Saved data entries
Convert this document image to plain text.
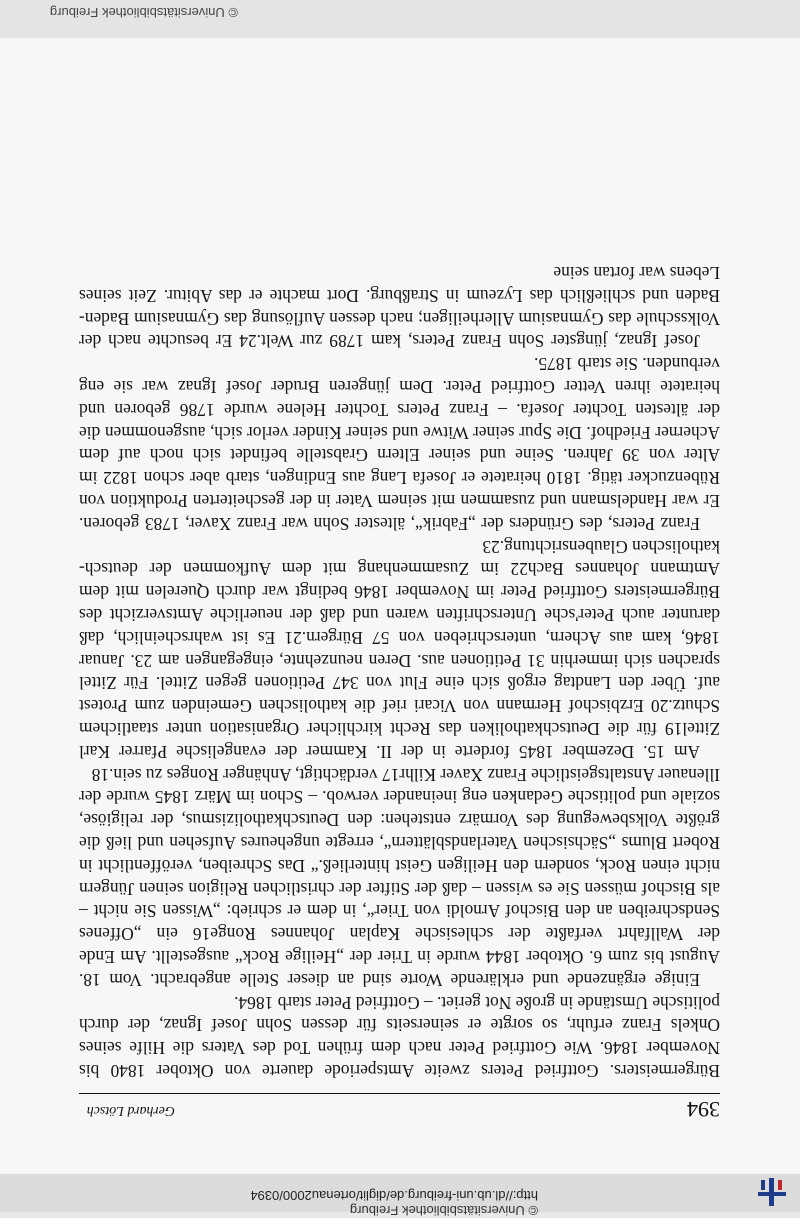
© Universitätsbibliothek Freiburg
http://dl.ub.uni-freiburg.de/diglit/ortenau2000/0394
394
Gerhard Lötsch

Bürgermeisters. Gottfried Peters zweite Amtsperiode dauerte von Oktober 1840 bis November 1846. Wie Gottfried Peter nach dem frühen Tod des Vaters die Hilfe seines Onkels Franz erfuhr, so sorgte er seinerseits für dessen Sohn Josef Ignaz, der durch politische Umstände in große Not geriet. – Gottfried Peter starb 1864.

Einige ergänzende und erklärende Worte sind an dieser Stelle angebracht. Vom 18. August bis zum 6. Oktober 1844 wurde in Trier der „Heilige Rock“ ausgestellt. Am Ende der Wallfahrt verfaßte der schlesische Kaplan Johannes Ronge16 ein „Offenes Sendschreiben an den Bischof Arnoldi von Trier“, in dem er schrieb: „Wissen Sie nicht – als Bischof müssen Sie es wissen – daß der Stifter der christlichen Religion seinen Jüngern nicht einen Rock, sondern den Heiligen Geist hinterließ.“ Das Schreiben, veröffentlicht in Robert Blums „Sächsischen Vaterlandsblättern“, erregte ungeheures Aufsehen und ließ die größte Volksbewegung des Vormärz entstehen: den Deutschkatholizismus, der religiöse, soziale und politische Gedanken eng ineinander verwob. – Schon im März 1845 wurde der Illenauer Anstaltsgeistliche Franz Xaver Kilhr17 verdächtigt, Anhänger Ronges zu sein.18

Am 15. Dezember 1845 forderte in der II. Kammer der evangelische Pfarrer Karl Zittel19 für die Deutschkatholiken das Recht kirchlicher Organisation unter staatlichem Schutz.20 Erzbischof Hermann von Vicari rief die katholischen Gemeinden zum Protest auf. Über den Landtag ergoß sich eine Flut von 347 Petitionen gegen Zittel. Für Zittel sprachen sich immerhin 31 Petitionen aus. Deren neunzehnte, eingegangen am 23. Januar 1846, kam aus Achern, unterschrieben von 57 Bürgern.21 Es ist wahrscheinlich, daß darunter auch Peter'sche Unterschriften waren und daß der neuerliche Amtsverzicht des Bürgermeisters Gottfried Peter im November 1846 bedingt war durch Querelen mit dem Amtmann Johannes Bach22 im Zusammenhang mit dem Aufkommen der deutsch-katholischen Glaubensrichtung.23

Franz Peters, des Gründers der „Fabrik“, ältester Sohn war Franz Xaver, 1783 geboren. Er war Handelsmann und zusammen mit seinem Vater in der gescheiterten Produktion von Rübenzucker tätig. 1810 heiratete er Josefa Lang aus Endingen, starb aber schon 1822 im Alter von 39 Jahren. Seine und seiner Eltern Grabstelle befindet sich noch auf dem Acherner Friedhof. Die Spur seiner Witwe und seiner Kinder verlor sich, ausgenommen die der ältesten Tochter Josefa. – Franz Peters Tochter Helene wurde 1786 geboren und heiratete ihren Vetter Gottfried Peter. Dem jüngeren Bruder Josef Ignaz war sie eng verbunden. Sie starb 1875.

Josef Ignaz, jüngster Sohn Franz Peters, kam 1789 zur Welt.24 Er besuchte nach der Volksschule das Gymnasium Allerheiligen; nach dessen Auflösung das Gymnasium Baden-Baden und schließlich das Lyzeum in Straßburg. Dort machte er das Abitur. Zeit seines Lebens war fortan seine

© Universitätsbibliothek Freiburg
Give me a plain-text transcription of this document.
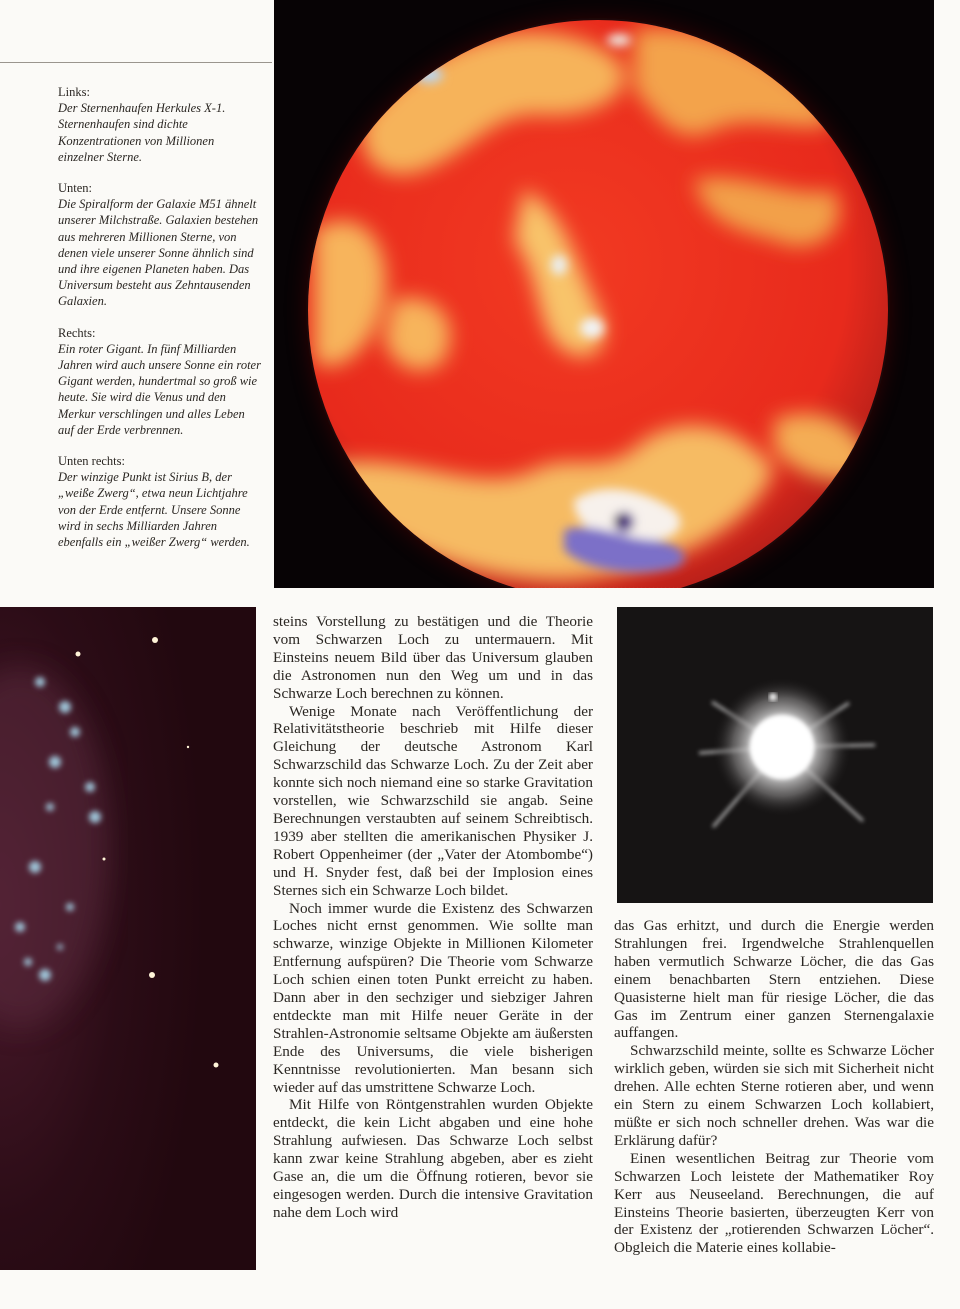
Links:
Der Sternenhaufen Herkules X-1. Sternenhaufen sind dichte Konzentrationen von Millionen einzelner Sterne.
Unten:
Die Spiralform der Galaxie M51 ähnelt unserer Milchstraße. Galaxien bestehen aus mehreren Millionen Sterne, von denen viele unserer Sonne ähnlich sind und ihre eigenen Planeten haben. Das Universum besteht aus Zehntausenden Galaxien.
Rechts:
Ein roter Gigant. In fünf Milliarden Jahren wird auch unsere Sonne ein roter Gigant werden, hundertmal so groß wie heute. Sie wird die Venus und den Merkur verschlingen und alles Leben auf der Erde verbrennen.
Unten rechts:
Der winzige Punkt ist Sirius B, der „weiße Zwerg“, etwa neun Lichtjahre von der Erde entfernt. Unsere Sonne wird in sechs Milliarden Jahren ebenfalls ein „weißer Zwerg“ werden.

steins Vorstellung zu bestätigen und die Theorie vom Schwarzen Loch zu untermauern. Mit Einsteins neuem Bild über das Universum glauben die Astronomen nun den Weg um und in das Schwarze Loch berechnen zu können.

Wenige Monate nach Veröffentlichung der Relativitätstheorie beschrieb mit Hilfe dieser Gleichung der deutsche Astronom Karl Schwarzschild das Schwarze Loch. Zu der Zeit aber konnte sich noch niemand eine so starke Gravitation vorstellen, wie Schwarzschild sie angab. Seine Berechnungen verstaubten auf seinem Schreibtisch. 1939 aber stellten die amerikanischen Physiker J. Robert Oppenheimer (der „Vater der Atombombe“) und H. Snyder fest, daß bei der Implosion eines Sternes sich ein Schwarze Loch bildet.

Noch immer wurde die Existenz des Schwarzen Loches nicht ernst genommen. Wie sollte man schwarze, winzige Objekte in Millionen Kilometer Entfernung aufspüren? Die Theorie vom Schwarze Loch schien einen toten Punkt erreicht zu haben. Dann aber in den sechziger und siebziger Jahren entdeckte man mit Hilfe neuer Geräte in der Strahlen-Astronomie seltsame Objekte am äußersten Ende des Universums, die viele bisherigen Kenntnisse revolutionierten. Man besann sich wieder auf das umstrittene Schwarze Loch.

Mit Hilfe von Röntgenstrahlen wurden Objekte entdeckt, die kein Licht abgaben und eine hohe Strahlung aufwiesen. Das Schwarze Loch selbst kann zwar keine Strahlung abgeben, aber es zieht Gase an, die um die Öffnung rotieren, bevor sie eingesogen werden. Durch die intensive Gravitation nahe dem Loch wird

das Gas erhitzt, und durch die Energie werden Strahlungen frei. Irgendwelche Strahlenquellen haben vermutlich Schwarze Löcher, die das Gas einem benachbarten Stern entziehen. Diese Quasisterne hielt man für riesige Löcher, die das Gas im Zentrum einer ganzen Sternengalaxie auffangen.

Schwarzschild meinte, sollte es Schwarze Löcher wirklich geben, würden sie sich mit Sicherheit nicht drehen. Alle echten Sterne rotieren aber, und wenn ein Stern zu einem Schwarzen Loch kollabiert, müßte er sich noch schneller drehen. Was war die Erklärung dafür?

Einen wesentlichen Beitrag zur Theorie vom Schwarzen Loch leistete der Mathematiker Roy Kerr aus Neuseeland. Berechnungen, die auf Einsteins Theorie basierten, überzeugten Kerr von der Existenz der „rotierenden Schwarzen Löcher“. Obgleich die Materie eines kollabie-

EXERCISE GOAL
The answer must be every line of the records that holds the string "document".

RESULT
Convert this document image to plain text.
Give me a plain-text transcription of this document.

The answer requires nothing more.